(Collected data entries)
◆ ◆ ◆

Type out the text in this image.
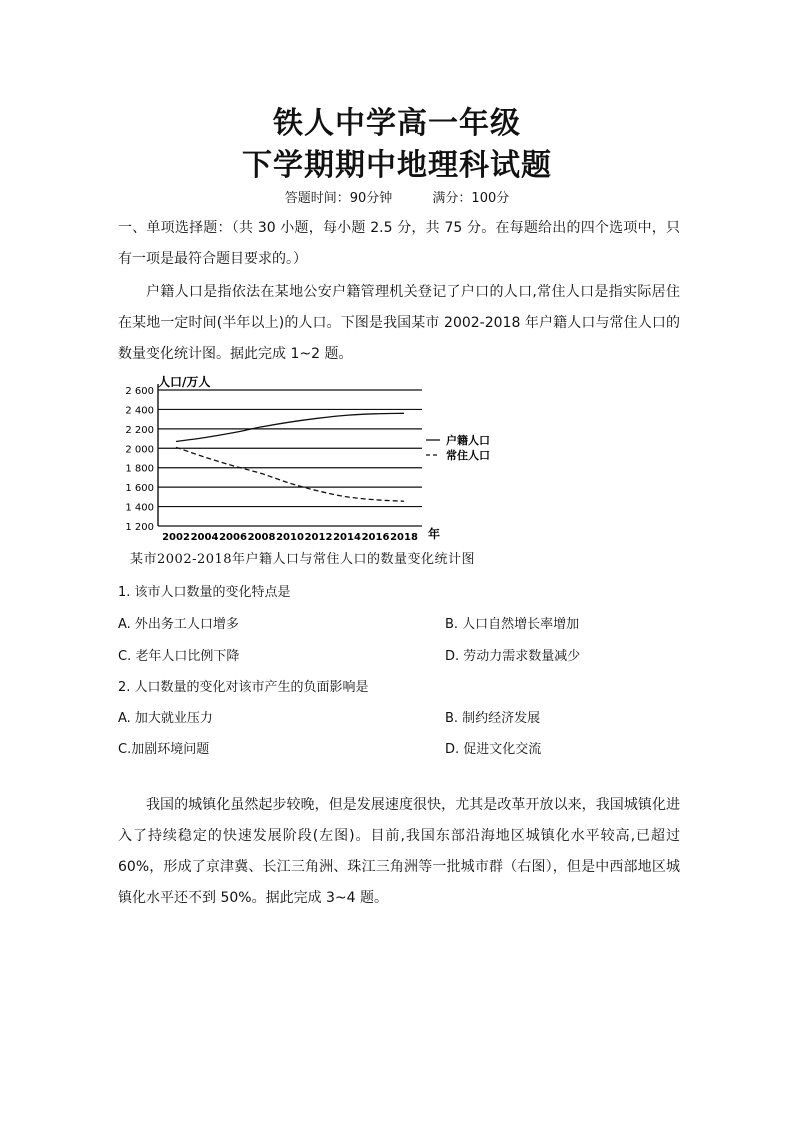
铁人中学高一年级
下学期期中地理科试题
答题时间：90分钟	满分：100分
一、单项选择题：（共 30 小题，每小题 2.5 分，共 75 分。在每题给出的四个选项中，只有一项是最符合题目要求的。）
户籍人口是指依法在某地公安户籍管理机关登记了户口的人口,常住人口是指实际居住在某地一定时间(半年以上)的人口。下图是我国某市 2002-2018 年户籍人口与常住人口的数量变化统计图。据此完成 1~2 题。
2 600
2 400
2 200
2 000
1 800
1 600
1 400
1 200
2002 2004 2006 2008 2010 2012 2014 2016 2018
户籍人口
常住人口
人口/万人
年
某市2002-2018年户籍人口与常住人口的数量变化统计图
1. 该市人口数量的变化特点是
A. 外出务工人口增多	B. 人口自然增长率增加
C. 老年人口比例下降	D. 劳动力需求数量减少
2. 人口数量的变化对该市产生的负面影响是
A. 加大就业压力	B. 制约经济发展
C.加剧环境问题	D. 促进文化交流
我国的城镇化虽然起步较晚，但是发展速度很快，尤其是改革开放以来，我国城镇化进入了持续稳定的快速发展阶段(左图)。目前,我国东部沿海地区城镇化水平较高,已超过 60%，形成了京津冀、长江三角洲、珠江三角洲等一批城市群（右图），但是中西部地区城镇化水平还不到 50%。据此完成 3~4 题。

◆ ◆ ◆

■ **Task objective**:
Where a line above contains the word "据此完成", copy that line.

■ **Task response**:
户籍人口是指依法在某地公安户籍管理机关登记了户口的人口,常住人口是指实际居住在某地一定时间(半年以上)的人口。下图是我国某市 2002-2018 年户籍人口与常住人口的数量变化统计图。据此完成 1~2 题。
我国的城镇化虽然起步较晚，但是发展速度很快，尤其是改革开放以来，我国城镇化进入了持续稳定的快速发展阶段(左图)。目前,我国东部沿海地区城镇化水平较高,已超过 60%，形成了京津冀、长江三角洲、珠江三角洲等一批城市群（右图），但是中西部地区城镇化水平还不到 50%。据此完成 3~4 题。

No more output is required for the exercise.